Decide whether each statement below agrees with the forum post about the cable company, and answer yes or no with the exact words from the post that settle it. (a) The poster switched to satellite in August 1999. (b) The bundle offers basic cable for $12.70 together with internet for $34.95. (c) The cable company's plan has ten steps.

▶ **Text segment**:
>> start

# I let the cable company back in



## Geronimo (Mar 23, 2002)

Before I get started this is my own fault. I should have known better. 

In Aug of 99 I went to satellite and have not looked back. I once had DSl but after the Northpoint fiasco I could not get it. After abrief return to dialup I went with my cable company for $39.95 a month plus franchise fees.


Due to a recent court case the local fees on my internet service went away. My ever resourceful Cable company devised a brilliant 13 Step plan.

Step One launch an ad campaign saying no increase in Video Services during 2002. 

Step Two price internet servive at $49.95 a month

Step Three offer basic cable for $12.70 BUNDLED with internet for $34.95. Do the math and see the savings. 


Step Four send out emails advertising those savings. also call subs at work and at home.


Step Five Once you have worn down the resistance of a certain Native American chieftain tell him that this price is good for up to three outlets and that if they are prewired from his previous installation it is free.

>> end

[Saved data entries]
>> start

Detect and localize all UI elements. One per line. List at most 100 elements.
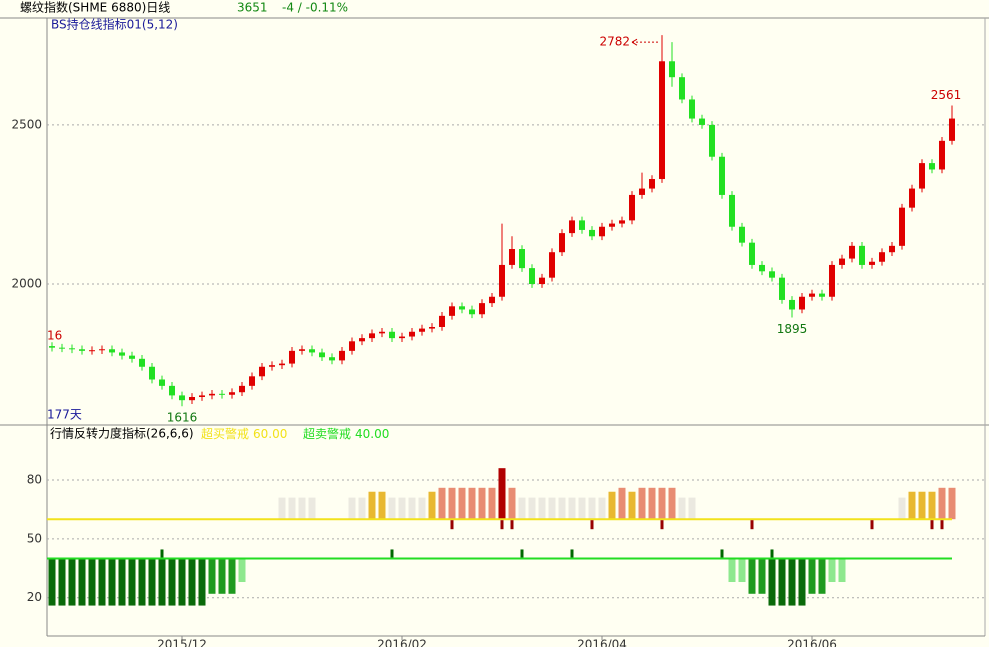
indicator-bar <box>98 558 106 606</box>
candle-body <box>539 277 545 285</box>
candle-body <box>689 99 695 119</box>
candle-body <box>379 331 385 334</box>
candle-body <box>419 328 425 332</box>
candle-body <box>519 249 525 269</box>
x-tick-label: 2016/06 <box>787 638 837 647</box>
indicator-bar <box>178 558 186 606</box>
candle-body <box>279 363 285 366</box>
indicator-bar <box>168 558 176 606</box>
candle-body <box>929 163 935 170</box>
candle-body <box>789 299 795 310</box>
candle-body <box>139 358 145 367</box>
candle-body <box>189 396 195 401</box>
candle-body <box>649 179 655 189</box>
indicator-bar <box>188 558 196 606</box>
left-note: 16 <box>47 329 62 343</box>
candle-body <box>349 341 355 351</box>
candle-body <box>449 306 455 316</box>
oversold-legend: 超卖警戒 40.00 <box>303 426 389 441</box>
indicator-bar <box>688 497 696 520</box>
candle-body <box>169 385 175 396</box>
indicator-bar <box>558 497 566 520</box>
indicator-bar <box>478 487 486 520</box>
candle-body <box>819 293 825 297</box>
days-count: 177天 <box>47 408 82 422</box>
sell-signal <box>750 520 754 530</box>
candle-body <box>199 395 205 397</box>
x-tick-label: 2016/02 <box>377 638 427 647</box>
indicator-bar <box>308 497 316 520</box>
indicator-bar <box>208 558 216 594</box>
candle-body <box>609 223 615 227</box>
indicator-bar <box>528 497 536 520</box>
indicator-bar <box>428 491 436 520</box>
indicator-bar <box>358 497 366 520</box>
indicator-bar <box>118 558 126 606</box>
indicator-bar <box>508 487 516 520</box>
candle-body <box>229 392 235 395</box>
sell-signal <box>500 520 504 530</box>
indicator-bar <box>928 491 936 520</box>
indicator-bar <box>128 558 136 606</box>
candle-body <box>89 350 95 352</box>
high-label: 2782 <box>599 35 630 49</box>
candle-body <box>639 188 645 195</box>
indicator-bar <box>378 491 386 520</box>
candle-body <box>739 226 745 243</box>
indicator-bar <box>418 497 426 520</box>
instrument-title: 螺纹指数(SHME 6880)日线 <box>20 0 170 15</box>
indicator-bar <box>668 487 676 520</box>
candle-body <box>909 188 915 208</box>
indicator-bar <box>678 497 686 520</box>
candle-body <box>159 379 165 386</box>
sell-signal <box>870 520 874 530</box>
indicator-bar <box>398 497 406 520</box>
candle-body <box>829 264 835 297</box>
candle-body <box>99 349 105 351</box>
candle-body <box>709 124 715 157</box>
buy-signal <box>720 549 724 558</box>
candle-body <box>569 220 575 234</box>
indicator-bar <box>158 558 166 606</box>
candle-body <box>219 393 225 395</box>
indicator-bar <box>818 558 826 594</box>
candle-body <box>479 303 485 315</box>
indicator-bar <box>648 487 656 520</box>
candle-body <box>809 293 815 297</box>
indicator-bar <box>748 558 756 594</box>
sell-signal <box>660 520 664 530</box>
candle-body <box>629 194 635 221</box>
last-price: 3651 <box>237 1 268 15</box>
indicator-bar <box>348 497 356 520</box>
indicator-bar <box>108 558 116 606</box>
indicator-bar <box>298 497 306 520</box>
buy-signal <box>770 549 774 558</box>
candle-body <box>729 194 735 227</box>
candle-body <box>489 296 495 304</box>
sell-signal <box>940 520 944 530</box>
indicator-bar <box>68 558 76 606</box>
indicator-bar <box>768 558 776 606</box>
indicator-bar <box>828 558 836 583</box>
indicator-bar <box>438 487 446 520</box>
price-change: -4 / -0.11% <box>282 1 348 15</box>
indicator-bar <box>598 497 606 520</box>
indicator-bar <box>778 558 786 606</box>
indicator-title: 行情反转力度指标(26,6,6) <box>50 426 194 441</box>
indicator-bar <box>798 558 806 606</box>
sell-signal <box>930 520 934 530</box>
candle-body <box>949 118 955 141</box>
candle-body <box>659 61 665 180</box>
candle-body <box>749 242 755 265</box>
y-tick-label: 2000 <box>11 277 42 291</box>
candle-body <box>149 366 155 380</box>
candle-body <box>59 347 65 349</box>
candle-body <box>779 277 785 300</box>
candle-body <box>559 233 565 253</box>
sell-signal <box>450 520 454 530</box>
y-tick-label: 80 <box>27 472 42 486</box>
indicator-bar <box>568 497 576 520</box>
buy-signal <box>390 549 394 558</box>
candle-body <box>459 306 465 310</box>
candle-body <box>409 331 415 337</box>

>> end
>> start

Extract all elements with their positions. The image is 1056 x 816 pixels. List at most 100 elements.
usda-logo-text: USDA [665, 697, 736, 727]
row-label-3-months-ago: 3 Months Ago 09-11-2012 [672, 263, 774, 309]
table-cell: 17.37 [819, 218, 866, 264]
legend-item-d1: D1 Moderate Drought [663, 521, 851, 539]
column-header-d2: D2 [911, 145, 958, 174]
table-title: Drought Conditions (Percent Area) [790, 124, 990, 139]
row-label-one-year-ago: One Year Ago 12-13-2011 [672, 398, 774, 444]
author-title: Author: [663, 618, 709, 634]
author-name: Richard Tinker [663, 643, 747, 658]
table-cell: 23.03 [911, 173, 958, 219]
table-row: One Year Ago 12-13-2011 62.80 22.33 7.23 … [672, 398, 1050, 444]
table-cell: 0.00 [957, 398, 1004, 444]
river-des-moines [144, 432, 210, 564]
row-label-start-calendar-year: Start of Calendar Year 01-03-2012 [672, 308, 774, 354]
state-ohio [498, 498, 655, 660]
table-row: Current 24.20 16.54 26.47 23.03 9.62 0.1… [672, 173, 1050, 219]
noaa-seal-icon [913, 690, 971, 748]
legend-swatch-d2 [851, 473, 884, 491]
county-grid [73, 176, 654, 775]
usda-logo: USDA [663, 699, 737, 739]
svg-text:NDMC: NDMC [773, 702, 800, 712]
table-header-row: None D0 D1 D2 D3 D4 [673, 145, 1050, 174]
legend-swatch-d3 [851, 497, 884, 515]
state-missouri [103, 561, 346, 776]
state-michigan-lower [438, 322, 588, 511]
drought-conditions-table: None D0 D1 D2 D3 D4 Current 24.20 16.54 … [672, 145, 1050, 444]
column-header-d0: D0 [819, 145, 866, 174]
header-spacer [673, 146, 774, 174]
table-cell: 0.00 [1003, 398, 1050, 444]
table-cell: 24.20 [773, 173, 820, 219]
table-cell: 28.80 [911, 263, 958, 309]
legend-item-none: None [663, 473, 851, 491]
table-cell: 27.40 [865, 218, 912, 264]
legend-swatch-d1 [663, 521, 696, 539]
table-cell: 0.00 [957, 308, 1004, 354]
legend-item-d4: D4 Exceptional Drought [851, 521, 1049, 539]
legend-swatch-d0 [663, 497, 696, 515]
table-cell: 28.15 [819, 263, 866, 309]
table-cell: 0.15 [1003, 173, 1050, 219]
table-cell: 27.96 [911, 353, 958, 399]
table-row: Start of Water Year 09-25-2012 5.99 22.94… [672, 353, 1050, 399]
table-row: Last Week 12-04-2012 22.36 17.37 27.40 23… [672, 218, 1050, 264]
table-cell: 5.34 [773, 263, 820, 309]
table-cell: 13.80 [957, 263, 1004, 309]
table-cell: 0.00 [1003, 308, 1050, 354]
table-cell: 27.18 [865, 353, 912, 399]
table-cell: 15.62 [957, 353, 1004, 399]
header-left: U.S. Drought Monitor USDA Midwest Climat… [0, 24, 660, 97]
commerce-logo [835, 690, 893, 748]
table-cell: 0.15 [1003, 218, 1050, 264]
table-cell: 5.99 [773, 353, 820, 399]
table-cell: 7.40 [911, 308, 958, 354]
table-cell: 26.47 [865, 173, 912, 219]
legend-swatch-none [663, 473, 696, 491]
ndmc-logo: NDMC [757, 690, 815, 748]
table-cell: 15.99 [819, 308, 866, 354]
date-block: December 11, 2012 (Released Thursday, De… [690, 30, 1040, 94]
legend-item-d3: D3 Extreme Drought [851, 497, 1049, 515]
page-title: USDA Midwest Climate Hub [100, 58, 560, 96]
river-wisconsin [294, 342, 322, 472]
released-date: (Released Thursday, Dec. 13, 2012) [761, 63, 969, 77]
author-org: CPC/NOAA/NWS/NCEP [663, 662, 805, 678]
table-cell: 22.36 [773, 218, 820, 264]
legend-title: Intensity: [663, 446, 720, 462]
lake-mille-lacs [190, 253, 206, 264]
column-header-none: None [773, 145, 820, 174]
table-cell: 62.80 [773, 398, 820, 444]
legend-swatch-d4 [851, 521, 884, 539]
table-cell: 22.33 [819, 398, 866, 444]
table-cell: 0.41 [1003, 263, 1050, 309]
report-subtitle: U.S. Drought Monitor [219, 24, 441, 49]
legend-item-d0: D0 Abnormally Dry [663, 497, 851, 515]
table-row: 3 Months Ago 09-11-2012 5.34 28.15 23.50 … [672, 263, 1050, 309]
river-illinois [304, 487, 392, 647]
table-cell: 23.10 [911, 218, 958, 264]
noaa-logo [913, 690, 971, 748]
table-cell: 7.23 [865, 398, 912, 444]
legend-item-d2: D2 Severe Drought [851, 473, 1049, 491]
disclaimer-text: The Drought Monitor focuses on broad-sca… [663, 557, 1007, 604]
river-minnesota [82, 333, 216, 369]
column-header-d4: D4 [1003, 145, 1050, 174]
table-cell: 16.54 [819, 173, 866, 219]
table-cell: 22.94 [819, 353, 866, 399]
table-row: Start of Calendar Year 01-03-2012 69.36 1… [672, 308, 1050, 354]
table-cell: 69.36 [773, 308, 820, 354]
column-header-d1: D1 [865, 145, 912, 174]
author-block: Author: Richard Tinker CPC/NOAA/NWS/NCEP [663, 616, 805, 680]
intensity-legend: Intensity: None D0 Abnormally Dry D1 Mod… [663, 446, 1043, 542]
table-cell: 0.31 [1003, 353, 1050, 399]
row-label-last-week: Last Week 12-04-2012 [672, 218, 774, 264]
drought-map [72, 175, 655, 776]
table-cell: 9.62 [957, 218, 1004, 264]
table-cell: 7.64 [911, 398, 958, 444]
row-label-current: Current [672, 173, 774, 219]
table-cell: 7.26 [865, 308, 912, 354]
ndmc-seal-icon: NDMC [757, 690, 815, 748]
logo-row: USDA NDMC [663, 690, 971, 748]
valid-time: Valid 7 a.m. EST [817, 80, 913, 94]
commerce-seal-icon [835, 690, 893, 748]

>> end
>> start

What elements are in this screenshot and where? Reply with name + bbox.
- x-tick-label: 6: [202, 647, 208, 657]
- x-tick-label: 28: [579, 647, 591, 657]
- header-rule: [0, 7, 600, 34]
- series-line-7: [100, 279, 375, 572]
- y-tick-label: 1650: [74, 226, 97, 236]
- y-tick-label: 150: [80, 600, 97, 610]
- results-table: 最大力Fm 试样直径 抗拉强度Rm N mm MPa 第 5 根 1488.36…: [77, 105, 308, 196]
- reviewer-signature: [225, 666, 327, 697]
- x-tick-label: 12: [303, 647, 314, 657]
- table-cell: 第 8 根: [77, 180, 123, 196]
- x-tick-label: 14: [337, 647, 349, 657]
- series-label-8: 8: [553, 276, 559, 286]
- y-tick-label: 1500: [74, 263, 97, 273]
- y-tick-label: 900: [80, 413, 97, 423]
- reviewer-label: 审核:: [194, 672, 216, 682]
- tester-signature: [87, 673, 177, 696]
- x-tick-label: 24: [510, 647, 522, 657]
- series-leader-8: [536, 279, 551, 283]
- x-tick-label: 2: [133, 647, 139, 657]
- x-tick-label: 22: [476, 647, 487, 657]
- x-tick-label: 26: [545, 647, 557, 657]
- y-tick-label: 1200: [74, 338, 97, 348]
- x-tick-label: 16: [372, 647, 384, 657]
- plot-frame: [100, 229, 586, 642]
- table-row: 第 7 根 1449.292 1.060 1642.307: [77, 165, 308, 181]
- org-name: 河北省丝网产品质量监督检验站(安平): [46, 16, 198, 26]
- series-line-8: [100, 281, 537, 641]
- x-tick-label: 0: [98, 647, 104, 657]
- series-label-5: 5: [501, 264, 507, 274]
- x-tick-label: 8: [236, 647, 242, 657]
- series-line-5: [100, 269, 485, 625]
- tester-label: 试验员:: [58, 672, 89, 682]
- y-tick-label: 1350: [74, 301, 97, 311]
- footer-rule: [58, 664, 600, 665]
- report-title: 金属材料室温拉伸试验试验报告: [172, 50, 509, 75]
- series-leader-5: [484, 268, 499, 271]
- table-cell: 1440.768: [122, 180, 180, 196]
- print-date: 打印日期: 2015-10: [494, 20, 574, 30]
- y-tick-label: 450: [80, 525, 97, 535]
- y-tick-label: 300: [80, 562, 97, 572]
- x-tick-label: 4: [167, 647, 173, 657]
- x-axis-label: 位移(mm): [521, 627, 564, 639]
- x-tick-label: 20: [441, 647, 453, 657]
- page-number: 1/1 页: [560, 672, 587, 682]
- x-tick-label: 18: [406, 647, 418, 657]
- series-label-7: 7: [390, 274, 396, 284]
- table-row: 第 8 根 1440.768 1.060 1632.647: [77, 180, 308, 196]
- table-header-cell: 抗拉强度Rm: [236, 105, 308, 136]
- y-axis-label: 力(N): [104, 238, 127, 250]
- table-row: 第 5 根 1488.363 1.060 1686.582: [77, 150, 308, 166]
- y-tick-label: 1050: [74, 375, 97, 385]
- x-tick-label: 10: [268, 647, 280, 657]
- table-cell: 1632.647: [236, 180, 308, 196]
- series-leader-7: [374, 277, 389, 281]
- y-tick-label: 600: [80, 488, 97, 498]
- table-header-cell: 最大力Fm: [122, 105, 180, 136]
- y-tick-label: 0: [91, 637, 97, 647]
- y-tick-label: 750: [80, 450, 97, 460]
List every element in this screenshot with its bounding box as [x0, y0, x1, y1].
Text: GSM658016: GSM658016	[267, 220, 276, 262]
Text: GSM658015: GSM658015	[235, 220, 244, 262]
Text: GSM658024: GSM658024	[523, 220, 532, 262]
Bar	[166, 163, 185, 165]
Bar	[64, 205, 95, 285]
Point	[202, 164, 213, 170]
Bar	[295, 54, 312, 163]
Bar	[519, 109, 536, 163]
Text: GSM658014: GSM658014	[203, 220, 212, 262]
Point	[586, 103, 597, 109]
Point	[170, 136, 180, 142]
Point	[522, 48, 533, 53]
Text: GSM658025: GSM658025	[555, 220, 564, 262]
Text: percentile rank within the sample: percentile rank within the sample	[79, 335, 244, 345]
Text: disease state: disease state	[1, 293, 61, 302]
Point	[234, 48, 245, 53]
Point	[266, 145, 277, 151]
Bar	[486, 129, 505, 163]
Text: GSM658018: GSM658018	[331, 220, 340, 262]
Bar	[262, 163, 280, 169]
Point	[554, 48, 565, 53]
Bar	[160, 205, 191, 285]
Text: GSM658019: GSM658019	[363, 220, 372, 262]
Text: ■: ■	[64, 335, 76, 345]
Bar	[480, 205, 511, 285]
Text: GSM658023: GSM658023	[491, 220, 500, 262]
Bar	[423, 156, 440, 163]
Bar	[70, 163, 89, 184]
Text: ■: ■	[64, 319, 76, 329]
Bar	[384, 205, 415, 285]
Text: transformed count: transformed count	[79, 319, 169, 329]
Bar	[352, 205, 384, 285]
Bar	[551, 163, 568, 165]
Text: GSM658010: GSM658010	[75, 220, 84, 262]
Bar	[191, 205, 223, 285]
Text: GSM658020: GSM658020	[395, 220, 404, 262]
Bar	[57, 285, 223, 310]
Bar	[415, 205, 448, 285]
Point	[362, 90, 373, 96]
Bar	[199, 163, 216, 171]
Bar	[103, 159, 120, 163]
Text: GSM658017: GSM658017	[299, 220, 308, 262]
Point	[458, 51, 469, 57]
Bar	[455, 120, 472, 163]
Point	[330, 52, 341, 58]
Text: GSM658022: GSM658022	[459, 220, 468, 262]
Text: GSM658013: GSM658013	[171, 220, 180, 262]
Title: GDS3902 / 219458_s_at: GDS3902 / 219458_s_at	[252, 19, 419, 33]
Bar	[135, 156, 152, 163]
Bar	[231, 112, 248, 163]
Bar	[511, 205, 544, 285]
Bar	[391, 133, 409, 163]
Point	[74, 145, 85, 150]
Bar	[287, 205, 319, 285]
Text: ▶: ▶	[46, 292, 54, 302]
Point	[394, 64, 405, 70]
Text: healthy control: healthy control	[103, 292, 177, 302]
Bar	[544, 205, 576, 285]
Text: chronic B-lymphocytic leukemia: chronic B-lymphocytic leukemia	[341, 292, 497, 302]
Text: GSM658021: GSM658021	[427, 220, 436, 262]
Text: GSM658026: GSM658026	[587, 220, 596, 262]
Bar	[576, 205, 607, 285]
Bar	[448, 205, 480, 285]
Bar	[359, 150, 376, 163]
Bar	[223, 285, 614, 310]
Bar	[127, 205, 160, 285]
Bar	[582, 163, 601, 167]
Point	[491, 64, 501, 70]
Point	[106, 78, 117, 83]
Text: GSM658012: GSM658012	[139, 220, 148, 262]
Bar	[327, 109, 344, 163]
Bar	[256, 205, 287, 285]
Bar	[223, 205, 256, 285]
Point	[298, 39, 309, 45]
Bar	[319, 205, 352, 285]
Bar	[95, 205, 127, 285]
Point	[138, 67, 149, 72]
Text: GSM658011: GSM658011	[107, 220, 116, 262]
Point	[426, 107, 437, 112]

>> end

▶ **Full solution**:
(a) Yes: "In Aug of 99 I went to satellite and have not looked back."
(b) Yes: "offer basic cable for $12.70 BUNDLED with internet for $34.95"
(c) No: "devised a brilliant 13 Step plan"